— Begin —

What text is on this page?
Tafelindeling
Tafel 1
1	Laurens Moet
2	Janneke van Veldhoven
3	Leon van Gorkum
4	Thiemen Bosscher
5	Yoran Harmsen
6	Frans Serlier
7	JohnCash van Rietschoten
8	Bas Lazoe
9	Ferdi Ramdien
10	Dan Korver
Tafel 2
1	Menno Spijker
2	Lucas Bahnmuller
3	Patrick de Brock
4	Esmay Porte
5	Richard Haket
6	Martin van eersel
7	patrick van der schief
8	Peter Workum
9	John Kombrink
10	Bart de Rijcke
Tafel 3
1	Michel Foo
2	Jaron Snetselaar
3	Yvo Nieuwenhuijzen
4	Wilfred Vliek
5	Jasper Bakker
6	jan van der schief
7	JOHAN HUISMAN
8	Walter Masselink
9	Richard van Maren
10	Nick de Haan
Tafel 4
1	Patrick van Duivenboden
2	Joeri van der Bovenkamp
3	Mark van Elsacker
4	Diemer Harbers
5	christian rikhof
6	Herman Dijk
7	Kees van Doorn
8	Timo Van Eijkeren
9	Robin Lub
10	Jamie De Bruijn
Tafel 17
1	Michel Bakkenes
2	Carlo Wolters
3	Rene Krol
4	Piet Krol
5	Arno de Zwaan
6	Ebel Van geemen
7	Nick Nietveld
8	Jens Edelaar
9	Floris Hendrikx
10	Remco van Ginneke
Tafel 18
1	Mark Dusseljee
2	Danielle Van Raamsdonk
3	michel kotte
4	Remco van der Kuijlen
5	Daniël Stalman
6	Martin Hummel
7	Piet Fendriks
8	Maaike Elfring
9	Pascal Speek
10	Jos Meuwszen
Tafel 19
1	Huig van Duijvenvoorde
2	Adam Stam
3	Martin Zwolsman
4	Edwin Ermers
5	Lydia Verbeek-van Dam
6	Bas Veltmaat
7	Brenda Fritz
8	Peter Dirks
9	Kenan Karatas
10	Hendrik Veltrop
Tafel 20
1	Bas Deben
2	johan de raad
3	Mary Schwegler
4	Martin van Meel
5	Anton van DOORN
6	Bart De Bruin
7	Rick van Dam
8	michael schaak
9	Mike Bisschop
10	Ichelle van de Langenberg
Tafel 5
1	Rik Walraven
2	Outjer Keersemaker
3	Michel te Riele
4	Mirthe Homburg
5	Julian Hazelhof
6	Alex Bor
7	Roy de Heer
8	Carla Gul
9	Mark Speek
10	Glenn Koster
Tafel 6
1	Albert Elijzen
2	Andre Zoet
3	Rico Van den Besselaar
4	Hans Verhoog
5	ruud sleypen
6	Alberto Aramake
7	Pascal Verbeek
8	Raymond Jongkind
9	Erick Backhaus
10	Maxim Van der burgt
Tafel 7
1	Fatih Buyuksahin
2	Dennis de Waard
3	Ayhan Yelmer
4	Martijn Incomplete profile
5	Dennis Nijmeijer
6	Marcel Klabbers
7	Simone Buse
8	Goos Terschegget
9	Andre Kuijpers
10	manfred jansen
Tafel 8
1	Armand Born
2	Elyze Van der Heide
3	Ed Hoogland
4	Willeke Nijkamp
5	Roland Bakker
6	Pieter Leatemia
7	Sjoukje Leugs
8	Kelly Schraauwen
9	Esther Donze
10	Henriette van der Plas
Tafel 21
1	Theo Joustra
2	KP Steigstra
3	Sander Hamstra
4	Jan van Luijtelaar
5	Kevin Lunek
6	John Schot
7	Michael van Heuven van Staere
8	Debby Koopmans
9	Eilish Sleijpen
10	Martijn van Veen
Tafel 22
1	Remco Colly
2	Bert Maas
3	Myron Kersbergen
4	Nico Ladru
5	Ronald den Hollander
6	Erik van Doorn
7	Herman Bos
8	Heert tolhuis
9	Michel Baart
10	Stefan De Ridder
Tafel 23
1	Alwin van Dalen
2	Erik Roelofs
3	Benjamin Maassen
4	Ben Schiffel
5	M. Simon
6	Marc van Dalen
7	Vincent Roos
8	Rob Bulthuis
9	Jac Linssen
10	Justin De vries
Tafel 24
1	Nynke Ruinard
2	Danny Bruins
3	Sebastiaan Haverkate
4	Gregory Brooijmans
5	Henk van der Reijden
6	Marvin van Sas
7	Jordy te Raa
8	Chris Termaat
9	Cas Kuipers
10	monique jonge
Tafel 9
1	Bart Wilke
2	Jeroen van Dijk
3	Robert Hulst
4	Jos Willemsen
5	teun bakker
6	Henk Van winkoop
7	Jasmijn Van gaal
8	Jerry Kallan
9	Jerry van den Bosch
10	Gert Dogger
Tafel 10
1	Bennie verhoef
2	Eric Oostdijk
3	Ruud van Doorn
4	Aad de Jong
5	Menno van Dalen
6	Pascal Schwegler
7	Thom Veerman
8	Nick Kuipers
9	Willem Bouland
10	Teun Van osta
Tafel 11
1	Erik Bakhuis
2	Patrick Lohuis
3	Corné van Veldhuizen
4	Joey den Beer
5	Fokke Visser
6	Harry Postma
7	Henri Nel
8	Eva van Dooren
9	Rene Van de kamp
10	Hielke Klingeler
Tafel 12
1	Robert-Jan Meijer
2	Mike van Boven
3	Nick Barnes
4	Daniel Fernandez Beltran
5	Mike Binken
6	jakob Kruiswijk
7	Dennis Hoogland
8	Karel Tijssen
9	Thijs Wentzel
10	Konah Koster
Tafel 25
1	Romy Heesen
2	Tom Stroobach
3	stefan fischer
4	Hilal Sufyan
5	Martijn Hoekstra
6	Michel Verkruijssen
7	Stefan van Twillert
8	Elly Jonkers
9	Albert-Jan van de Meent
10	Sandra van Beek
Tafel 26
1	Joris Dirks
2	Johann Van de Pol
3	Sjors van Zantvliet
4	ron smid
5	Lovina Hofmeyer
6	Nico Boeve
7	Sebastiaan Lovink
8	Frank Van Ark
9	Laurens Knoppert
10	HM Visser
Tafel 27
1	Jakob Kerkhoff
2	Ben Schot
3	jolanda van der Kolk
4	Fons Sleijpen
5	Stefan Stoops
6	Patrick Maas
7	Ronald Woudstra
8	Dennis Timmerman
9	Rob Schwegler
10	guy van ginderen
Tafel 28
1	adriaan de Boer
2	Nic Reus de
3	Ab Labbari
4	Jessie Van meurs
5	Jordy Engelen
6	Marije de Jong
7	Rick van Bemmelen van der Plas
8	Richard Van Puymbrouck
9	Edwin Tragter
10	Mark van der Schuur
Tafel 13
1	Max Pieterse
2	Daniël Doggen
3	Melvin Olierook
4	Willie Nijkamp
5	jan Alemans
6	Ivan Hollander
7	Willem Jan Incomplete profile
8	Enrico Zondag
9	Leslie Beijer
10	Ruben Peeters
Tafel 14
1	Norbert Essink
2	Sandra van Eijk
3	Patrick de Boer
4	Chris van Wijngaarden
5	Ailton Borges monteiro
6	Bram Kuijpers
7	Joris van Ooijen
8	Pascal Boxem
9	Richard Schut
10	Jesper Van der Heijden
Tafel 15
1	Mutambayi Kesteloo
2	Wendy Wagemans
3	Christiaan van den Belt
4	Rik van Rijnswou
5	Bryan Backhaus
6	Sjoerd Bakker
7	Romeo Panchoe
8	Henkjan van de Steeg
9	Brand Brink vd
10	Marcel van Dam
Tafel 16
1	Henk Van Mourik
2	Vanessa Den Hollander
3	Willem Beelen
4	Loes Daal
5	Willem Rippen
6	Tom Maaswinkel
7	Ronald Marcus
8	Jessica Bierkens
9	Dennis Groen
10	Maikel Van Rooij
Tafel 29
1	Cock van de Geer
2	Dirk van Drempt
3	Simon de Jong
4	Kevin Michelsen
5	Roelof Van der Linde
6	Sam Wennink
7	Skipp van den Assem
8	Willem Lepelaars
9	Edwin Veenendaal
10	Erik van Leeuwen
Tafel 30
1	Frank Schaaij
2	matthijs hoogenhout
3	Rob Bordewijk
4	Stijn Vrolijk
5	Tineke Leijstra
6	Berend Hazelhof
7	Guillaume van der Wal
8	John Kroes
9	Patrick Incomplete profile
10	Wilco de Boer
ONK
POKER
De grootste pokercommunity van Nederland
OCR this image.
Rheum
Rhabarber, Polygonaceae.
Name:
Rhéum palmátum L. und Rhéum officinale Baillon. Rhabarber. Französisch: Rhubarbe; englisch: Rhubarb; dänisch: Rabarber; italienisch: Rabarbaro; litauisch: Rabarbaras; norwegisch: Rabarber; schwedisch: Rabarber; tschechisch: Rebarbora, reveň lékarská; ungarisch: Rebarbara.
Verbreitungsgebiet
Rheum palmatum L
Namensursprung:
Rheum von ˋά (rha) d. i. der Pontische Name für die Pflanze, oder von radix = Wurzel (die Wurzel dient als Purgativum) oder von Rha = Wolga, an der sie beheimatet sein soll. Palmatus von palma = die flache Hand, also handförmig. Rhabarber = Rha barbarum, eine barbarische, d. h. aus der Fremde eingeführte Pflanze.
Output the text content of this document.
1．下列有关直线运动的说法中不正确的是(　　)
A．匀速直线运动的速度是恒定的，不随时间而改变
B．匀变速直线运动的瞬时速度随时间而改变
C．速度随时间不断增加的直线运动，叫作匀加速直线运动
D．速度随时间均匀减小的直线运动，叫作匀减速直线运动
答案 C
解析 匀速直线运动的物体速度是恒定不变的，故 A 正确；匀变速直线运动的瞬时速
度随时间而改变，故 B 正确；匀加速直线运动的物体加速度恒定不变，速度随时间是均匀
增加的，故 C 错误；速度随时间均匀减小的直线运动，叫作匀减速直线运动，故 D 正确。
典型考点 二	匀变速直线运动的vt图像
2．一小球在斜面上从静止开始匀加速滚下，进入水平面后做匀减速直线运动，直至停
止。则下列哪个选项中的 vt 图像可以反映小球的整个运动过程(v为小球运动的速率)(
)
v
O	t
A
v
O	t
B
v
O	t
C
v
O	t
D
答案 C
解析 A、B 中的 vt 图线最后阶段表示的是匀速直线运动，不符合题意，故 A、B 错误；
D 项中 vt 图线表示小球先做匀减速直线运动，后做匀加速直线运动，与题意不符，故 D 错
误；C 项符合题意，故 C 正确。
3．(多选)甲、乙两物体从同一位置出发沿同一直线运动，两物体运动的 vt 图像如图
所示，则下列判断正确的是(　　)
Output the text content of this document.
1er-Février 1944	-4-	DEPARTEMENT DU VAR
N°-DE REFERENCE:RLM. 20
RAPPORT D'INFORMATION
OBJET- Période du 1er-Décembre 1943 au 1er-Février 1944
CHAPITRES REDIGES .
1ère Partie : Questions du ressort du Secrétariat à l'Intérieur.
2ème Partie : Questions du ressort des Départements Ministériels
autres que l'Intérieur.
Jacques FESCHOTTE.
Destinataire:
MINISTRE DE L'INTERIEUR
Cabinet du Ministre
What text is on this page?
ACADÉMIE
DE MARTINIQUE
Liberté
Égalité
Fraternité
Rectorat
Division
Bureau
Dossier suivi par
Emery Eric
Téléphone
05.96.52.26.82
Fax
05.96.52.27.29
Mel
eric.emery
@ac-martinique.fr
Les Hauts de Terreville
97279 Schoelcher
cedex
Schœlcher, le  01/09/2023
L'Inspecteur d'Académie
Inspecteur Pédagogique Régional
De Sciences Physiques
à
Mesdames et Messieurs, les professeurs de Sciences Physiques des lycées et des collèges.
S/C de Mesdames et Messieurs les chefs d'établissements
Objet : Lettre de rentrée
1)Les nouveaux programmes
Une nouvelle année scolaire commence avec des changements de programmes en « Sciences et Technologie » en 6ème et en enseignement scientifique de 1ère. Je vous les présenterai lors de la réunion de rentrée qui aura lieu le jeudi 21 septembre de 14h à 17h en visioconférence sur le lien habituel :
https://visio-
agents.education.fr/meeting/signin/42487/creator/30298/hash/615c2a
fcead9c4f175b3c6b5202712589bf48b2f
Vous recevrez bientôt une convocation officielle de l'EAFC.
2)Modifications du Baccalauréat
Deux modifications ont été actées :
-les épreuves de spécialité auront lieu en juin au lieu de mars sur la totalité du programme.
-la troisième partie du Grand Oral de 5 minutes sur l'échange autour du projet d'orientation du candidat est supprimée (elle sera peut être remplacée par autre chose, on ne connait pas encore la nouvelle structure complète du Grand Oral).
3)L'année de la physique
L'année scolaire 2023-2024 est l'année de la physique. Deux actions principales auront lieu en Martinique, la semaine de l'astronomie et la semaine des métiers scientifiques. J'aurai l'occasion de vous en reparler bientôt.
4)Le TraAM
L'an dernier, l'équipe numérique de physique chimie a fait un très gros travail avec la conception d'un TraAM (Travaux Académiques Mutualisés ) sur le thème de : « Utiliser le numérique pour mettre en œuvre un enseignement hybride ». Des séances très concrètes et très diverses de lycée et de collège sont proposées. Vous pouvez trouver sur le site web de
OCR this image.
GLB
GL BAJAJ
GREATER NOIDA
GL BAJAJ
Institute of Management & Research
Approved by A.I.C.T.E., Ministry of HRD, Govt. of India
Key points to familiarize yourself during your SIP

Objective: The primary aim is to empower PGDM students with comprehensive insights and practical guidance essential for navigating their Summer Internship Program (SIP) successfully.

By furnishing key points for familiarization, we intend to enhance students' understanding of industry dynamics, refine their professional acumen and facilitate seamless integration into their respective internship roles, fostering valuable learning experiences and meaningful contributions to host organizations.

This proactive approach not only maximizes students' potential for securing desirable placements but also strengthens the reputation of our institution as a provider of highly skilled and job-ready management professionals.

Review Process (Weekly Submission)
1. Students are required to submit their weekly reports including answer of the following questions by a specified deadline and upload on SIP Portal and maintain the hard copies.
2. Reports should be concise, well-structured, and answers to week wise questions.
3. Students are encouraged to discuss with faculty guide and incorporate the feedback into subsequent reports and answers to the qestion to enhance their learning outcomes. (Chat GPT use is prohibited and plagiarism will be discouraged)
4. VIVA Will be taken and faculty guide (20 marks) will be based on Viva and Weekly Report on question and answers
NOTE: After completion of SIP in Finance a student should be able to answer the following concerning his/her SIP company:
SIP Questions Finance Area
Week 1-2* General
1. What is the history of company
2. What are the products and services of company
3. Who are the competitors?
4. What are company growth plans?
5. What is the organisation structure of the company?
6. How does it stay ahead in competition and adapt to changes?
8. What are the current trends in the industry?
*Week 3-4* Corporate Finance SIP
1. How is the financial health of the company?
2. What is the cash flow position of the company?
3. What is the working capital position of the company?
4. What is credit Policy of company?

— End —

REQUIREMENTS:
Reproduce each line from the records that contains the word "Mesdames".

WRITTEN REPLY:
Mesdames et Messieurs, les professeurs de Sciences Physiques des lycées et des collèges.
S/C de Mesdames et Messieurs les chefs d'établissements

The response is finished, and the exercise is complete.